(Source records)
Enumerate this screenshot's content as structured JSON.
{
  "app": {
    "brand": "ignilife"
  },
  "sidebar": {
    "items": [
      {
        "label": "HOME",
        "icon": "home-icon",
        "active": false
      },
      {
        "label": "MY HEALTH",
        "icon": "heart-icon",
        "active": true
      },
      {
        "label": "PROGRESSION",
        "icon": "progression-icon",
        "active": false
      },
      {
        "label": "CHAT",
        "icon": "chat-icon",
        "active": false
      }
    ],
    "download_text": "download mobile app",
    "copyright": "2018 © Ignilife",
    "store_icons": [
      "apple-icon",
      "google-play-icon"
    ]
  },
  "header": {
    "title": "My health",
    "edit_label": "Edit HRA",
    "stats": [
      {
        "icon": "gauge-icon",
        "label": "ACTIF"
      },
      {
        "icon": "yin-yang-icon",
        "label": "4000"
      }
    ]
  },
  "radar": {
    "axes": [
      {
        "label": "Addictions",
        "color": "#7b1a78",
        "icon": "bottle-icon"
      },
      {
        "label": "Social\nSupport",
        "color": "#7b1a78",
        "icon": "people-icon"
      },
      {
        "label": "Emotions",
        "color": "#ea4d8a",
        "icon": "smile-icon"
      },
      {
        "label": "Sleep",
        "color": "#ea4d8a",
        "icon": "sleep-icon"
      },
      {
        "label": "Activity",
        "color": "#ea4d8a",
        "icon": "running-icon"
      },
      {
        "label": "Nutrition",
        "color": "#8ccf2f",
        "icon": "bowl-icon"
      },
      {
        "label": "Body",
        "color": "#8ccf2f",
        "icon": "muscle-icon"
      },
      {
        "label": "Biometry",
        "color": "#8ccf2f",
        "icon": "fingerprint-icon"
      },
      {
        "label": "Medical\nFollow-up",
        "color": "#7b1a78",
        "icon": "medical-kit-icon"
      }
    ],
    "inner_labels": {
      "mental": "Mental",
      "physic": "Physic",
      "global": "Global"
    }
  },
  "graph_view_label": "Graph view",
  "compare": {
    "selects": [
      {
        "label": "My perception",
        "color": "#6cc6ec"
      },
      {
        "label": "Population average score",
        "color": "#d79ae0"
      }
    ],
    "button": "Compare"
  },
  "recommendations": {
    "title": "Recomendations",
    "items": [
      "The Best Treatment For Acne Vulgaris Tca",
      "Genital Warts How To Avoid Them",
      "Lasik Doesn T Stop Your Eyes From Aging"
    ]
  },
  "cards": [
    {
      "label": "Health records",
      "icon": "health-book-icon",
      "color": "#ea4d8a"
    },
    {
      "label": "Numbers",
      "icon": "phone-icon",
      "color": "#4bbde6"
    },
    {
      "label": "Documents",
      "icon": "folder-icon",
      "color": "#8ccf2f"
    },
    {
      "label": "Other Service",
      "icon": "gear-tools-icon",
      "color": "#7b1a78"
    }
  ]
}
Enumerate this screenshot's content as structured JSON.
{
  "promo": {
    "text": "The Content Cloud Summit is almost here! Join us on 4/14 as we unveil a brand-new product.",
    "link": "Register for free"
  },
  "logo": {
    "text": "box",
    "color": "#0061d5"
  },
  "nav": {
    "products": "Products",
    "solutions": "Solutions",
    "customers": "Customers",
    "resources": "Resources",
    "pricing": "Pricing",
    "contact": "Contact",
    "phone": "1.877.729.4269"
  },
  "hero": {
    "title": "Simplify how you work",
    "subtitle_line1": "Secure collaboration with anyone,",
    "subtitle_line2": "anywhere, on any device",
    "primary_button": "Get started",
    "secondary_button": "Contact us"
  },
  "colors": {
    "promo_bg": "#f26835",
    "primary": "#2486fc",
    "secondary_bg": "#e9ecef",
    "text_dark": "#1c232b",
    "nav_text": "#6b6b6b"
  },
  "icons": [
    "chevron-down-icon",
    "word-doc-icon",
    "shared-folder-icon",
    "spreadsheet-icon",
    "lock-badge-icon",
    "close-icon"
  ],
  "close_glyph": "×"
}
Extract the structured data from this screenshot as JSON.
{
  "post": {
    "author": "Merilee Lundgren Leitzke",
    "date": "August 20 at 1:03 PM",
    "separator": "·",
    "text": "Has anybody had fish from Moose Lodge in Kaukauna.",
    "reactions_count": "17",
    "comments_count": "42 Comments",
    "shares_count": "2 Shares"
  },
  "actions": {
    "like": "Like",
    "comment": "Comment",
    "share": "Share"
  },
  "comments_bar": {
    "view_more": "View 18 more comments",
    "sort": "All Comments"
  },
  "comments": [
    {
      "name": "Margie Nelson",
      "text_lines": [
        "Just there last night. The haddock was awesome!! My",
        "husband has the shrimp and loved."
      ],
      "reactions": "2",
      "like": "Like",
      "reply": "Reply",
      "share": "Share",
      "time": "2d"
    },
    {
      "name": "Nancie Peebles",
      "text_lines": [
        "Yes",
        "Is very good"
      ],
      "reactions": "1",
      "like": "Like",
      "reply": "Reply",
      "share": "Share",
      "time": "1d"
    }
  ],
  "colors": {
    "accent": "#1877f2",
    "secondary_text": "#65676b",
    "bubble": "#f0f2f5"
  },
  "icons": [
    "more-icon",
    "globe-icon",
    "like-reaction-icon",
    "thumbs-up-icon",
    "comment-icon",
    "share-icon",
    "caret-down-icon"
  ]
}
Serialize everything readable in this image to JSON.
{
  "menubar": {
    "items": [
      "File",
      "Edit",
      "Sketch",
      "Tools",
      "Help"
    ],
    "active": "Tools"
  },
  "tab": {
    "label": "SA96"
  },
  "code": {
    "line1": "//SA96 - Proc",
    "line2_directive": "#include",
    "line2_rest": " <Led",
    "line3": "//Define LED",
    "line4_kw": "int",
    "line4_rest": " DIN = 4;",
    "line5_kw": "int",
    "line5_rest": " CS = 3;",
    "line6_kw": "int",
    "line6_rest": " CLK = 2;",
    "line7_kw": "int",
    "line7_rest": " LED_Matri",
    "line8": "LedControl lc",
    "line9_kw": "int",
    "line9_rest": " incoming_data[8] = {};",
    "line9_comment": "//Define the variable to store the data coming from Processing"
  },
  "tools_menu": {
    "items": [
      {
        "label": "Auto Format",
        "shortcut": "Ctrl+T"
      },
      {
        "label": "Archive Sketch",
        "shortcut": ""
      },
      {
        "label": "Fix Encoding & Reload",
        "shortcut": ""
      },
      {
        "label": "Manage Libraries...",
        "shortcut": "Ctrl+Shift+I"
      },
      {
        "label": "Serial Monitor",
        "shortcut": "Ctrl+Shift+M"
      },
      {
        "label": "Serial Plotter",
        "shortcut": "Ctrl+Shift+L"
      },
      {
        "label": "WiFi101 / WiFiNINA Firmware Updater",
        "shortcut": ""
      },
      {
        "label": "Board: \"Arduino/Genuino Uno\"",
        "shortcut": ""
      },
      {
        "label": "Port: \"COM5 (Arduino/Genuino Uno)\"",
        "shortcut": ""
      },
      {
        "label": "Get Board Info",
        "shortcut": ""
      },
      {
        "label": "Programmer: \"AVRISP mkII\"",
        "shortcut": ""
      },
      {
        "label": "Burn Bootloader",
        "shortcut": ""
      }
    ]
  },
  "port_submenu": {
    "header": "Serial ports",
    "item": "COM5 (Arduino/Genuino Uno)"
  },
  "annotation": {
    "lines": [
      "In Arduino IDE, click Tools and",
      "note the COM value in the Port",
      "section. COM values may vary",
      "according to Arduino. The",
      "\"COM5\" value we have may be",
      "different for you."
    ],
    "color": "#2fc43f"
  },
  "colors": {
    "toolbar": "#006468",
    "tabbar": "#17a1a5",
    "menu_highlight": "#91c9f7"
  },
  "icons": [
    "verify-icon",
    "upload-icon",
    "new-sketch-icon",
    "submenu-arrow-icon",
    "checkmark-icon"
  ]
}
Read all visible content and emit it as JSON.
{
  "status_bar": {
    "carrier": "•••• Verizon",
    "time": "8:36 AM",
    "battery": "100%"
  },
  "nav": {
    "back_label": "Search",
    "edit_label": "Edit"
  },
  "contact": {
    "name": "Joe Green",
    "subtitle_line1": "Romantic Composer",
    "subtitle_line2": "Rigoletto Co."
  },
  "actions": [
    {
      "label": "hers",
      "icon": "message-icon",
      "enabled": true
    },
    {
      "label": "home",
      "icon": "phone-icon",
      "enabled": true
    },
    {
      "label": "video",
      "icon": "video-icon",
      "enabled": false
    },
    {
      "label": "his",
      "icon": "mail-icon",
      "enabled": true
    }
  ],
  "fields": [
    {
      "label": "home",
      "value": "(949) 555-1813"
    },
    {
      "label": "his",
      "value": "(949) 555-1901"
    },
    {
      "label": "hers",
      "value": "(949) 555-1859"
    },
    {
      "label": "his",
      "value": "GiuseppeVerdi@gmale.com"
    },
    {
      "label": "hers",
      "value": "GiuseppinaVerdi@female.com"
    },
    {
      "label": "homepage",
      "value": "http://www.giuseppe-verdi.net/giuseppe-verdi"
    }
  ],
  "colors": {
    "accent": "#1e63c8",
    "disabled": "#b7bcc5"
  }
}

# [Task brief]
Copy all lines of the listing above that contain the string "Ctrl".

# [Answer below]
        "shortcut": "Ctrl+T"
        "shortcut": "Ctrl+Shift+I"
        "shortcut": "Ctrl+Shift+M"
        "shortcut": "Ctrl+Shift+L"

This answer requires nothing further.